Stated task: Below is a listing; reproduce each line of it exactly.

Provided data:
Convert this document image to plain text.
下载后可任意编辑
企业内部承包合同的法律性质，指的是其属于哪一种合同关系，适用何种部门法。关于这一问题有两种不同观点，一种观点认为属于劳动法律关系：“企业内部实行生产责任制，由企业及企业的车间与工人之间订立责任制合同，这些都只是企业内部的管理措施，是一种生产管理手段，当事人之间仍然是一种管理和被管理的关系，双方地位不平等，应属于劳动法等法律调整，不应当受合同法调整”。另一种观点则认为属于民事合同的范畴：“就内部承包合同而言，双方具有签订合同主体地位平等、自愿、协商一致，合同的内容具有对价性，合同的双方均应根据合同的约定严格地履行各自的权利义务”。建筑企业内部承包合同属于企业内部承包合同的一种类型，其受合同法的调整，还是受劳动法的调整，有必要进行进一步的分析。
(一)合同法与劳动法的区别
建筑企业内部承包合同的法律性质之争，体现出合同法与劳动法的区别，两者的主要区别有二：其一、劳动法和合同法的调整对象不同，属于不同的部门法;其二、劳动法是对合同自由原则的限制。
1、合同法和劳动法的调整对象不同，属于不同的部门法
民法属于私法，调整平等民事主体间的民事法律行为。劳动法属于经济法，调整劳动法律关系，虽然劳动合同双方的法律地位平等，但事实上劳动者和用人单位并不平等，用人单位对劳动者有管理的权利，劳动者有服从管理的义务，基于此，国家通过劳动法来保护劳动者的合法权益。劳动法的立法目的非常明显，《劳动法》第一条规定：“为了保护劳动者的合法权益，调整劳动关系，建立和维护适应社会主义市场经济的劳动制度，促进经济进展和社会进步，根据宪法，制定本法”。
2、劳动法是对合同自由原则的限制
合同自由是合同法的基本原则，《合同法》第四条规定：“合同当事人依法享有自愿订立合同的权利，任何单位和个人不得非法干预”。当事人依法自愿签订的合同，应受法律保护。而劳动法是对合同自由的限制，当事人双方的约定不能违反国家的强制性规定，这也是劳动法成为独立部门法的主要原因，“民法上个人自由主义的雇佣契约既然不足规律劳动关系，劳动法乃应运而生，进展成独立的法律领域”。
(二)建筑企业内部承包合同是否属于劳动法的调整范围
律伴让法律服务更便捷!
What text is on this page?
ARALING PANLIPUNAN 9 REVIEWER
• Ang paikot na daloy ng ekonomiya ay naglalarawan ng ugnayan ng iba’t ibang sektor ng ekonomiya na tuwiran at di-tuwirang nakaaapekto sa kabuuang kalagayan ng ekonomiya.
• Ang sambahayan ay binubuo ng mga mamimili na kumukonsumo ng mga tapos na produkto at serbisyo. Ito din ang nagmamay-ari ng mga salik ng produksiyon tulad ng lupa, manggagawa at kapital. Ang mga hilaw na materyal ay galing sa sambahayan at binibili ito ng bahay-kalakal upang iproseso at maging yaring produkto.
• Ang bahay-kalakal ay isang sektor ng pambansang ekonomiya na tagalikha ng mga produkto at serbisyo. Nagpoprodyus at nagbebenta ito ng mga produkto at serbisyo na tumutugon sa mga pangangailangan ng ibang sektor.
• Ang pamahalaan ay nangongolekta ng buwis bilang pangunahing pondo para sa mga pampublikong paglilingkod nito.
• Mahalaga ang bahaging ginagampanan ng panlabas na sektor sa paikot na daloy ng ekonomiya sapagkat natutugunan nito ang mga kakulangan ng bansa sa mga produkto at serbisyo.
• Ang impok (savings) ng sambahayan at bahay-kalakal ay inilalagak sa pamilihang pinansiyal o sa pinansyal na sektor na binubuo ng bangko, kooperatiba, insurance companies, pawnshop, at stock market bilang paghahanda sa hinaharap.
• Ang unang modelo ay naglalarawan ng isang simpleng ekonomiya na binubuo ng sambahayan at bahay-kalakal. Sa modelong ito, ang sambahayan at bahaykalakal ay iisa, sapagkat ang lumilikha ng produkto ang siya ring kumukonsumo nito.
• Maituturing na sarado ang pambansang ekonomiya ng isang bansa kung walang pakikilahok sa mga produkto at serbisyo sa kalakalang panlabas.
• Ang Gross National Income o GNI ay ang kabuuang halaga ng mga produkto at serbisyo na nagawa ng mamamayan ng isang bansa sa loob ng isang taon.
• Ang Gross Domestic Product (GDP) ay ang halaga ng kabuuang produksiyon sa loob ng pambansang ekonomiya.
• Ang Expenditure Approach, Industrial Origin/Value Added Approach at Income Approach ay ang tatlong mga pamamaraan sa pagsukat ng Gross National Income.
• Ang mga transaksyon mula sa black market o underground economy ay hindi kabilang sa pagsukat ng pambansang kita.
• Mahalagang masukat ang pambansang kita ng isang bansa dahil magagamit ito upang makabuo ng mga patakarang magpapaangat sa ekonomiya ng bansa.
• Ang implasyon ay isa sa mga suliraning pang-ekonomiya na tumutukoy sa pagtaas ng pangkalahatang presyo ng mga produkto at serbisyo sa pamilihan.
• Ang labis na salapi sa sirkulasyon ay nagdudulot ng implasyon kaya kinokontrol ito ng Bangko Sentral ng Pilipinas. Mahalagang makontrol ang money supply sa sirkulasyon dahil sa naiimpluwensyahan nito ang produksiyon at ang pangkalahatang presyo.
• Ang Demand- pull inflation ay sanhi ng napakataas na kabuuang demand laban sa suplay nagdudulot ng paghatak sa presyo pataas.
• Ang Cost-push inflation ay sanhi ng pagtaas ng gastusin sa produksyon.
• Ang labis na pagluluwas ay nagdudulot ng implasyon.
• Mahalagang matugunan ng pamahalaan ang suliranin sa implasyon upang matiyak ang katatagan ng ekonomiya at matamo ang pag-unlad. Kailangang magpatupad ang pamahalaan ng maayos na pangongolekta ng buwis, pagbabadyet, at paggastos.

Solved exercise:
Convert this document image to plain text.
下载后可任意编辑
企业内部承包合同的法律性质，指的是其属于哪一种合同关系，适用何种部门法。关于这一问题有两种不同观点，一种观点认为属于劳动法律关系：“企业内部实行生产责任制，由企业及企业的车间与工人之间订立责任制合同，这些都只是企业内部的管理措施，是一种生产管理手段，当事人之间仍然是一种管理和被管理的关系，双方地位不平等，应属于劳动法等法律调整，不应当受合同法调整”。另一种观点则认为属于民事合同的范畴：“就内部承包合同而言，双方具有签订合同主体地位平等、自愿、协商一致，合同的内容具有对价性，合同的双方均应根据合同的约定严格地履行各自的权利义务”。建筑企业内部承包合同属于企业内部承包合同的一种类型，其受合同法的调整，还是受劳动法的调整，有必要进行进一步的分析。
(一)合同法与劳动法的区别
建筑企业内部承包合同的法律性质之争，体现出合同法与劳动法的区别，两者的主要区别有二：其一、劳动法和合同法的调整对象不同，属于不同的部门法;其二、劳动法是对合同自由原则的限制。
1、合同法和劳动法的调整对象不同，属于不同的部门法
民法属于私法，调整平等民事主体间的民事法律行为。劳动法属于经济法，调整劳动法律关系，虽然劳动合同双方的法律地位平等，但事实上劳动者和用人单位并不平等，用人单位对劳动者有管理的权利，劳动者有服从管理的义务，基于此，国家通过劳动法来保护劳动者的合法权益。劳动法的立法目的非常明显，《劳动法》第一条规定：“为了保护劳动者的合法权益，调整劳动关系，建立和维护适应社会主义市场经济的劳动制度，促进经济进展和社会进步，根据宪法，制定本法”。
2、劳动法是对合同自由原则的限制
合同自由是合同法的基本原则，《合同法》第四条规定：“合同当事人依法享有自愿订立合同的权利，任何单位和个人不得非法干预”。当事人依法自愿签订的合同，应受法律保护。而劳动法是对合同自由的限制，当事人双方的约定不能违反国家的强制性规定，这也是劳动法成为独立部门法的主要原因，“民法上个人自由主义的雇佣契约既然不足规律劳动关系，劳动法乃应运而生，进展成独立的法律领域”。
(二)建筑企业内部承包合同是否属于劳动法的调整范围
律伴让法律服务更便捷!
What text is on this page?
ARALING PANLIPUNAN 9 REVIEWER
• Ang paikot na daloy ng ekonomiya ay naglalarawan ng ugnayan ng iba’t ibang sektor ng ekonomiya na tuwiran at di-tuwirang nakaaapekto sa kabuuang kalagayan ng ekonomiya.
• Ang sambahayan ay binubuo ng mga mamimili na kumukonsumo ng mga tapos na produkto at serbisyo. Ito din ang nagmamay-ari ng mga salik ng produksiyon tulad ng lupa, manggagawa at kapital. Ang mga hilaw na materyal ay galing sa sambahayan at binibili ito ng bahay-kalakal upang iproseso at maging yaring produkto.
• Ang bahay-kalakal ay isang sektor ng pambansang ekonomiya na tagalikha ng mga produkto at serbisyo. Nagpoprodyus at nagbebenta ito ng mga produkto at serbisyo na tumutugon sa mga pangangailangan ng ibang sektor.
• Ang pamahalaan ay nangongolekta ng buwis bilang pangunahing pondo para sa mga pampublikong paglilingkod nito.
• Mahalaga ang bahaging ginagampanan ng panlabas na sektor sa paikot na daloy ng ekonomiya sapagkat natutugunan nito ang mga kakulangan ng bansa sa mga produkto at serbisyo.
• Ang impok (savings) ng sambahayan at bahay-kalakal ay inilalagak sa pamilihang pinansiyal o sa pinansyal na sektor na binubuo ng bangko, kooperatiba, insurance companies, pawnshop, at stock market bilang paghahanda sa hinaharap.
• Ang unang modelo ay naglalarawan ng isang simpleng ekonomiya na binubuo ng sambahayan at bahay-kalakal. Sa modelong ito, ang sambahayan at bahaykalakal ay iisa, sapagkat ang lumilikha ng produkto ang siya ring kumukonsumo nito.
• Maituturing na sarado ang pambansang ekonomiya ng isang bansa kung walang pakikilahok sa mga produkto at serbisyo sa kalakalang panlabas.
• Ang Gross National Income o GNI ay ang kabuuang halaga ng mga produkto at serbisyo na nagawa ng mamamayan ng isang bansa sa loob ng isang taon.
• Ang Gross Domestic Product (GDP) ay ang halaga ng kabuuang produksiyon sa loob ng pambansang ekonomiya.
• Ang Expenditure Approach, Industrial Origin/Value Added Approach at Income Approach ay ang tatlong mga pamamaraan sa pagsukat ng Gross National Income.
• Ang mga transaksyon mula sa black market o underground economy ay hindi kabilang sa pagsukat ng pambansang kita.
• Mahalagang masukat ang pambansang kita ng isang bansa dahil magagamit ito upang makabuo ng mga patakarang magpapaangat sa ekonomiya ng bansa.
• Ang implasyon ay isa sa mga suliraning pang-ekonomiya na tumutukoy sa pagtaas ng pangkalahatang presyo ng mga produkto at serbisyo sa pamilihan.
• Ang labis na salapi sa sirkulasyon ay nagdudulot ng implasyon kaya kinokontrol ito ng Bangko Sentral ng Pilipinas. Mahalagang makontrol ang money supply sa sirkulasyon dahil sa naiimpluwensyahan nito ang produksiyon at ang pangkalahatang presyo.
• Ang Demand- pull inflation ay sanhi ng napakataas na kabuuang demand laban sa suplay nagdudulot ng paghatak sa presyo pataas.
• Ang Cost-push inflation ay sanhi ng pagtaas ng gastusin sa produksyon.
• Ang labis na pagluluwas ay nagdudulot ng implasyon.
• Mahalagang matugunan ng pamahalaan ang suliranin sa implasyon upang matiyak ang katatagan ng ekonomiya at matamo ang pag-unlad. Kailangang magpatupad ang pamahalaan ng maayos na pangongolekta ng buwis, pagbabadyet, at paggastos.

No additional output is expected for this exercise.